- Task goal -
Quote every line as given.

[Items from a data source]
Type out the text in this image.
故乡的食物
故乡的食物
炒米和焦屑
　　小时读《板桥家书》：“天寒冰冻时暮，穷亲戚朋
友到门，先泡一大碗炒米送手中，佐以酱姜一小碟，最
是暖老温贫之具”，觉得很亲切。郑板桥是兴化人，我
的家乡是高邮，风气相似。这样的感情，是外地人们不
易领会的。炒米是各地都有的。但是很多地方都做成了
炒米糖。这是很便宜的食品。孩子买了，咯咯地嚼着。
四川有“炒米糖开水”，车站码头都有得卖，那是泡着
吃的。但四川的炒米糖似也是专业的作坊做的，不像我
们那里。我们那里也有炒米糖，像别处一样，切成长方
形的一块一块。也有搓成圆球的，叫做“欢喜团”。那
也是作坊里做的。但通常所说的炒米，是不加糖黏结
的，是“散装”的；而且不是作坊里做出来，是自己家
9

- Exercise solution -
Type out the text in this image.
故乡的食物
故乡的食物
炒米和焦屑
　　小时读《板桥家书》：“天寒冰冻时暮，穷亲戚朋
友到门，先泡一大碗炒米送手中，佐以酱姜一小碟，最
是暖老温贫之具”，觉得很亲切。郑板桥是兴化人，我
的家乡是高邮，风气相似。这样的感情，是外地人们不
易领会的。炒米是各地都有的。但是很多地方都做成了
炒米糖。这是很便宜的食品。孩子买了，咯咯地嚼着。
四川有“炒米糖开水”，车站码头都有得卖，那是泡着
吃的。但四川的炒米糖似也是专业的作坊做的，不像我
们那里。我们那里也有炒米糖，像别处一样，切成长方
形的一块一块。也有搓成圆球的，叫做“欢喜团”。那
也是作坊里做的。但通常所说的炒米，是不加糖黏结
的，是“散装”的；而且不是作坊里做出来，是自己家
9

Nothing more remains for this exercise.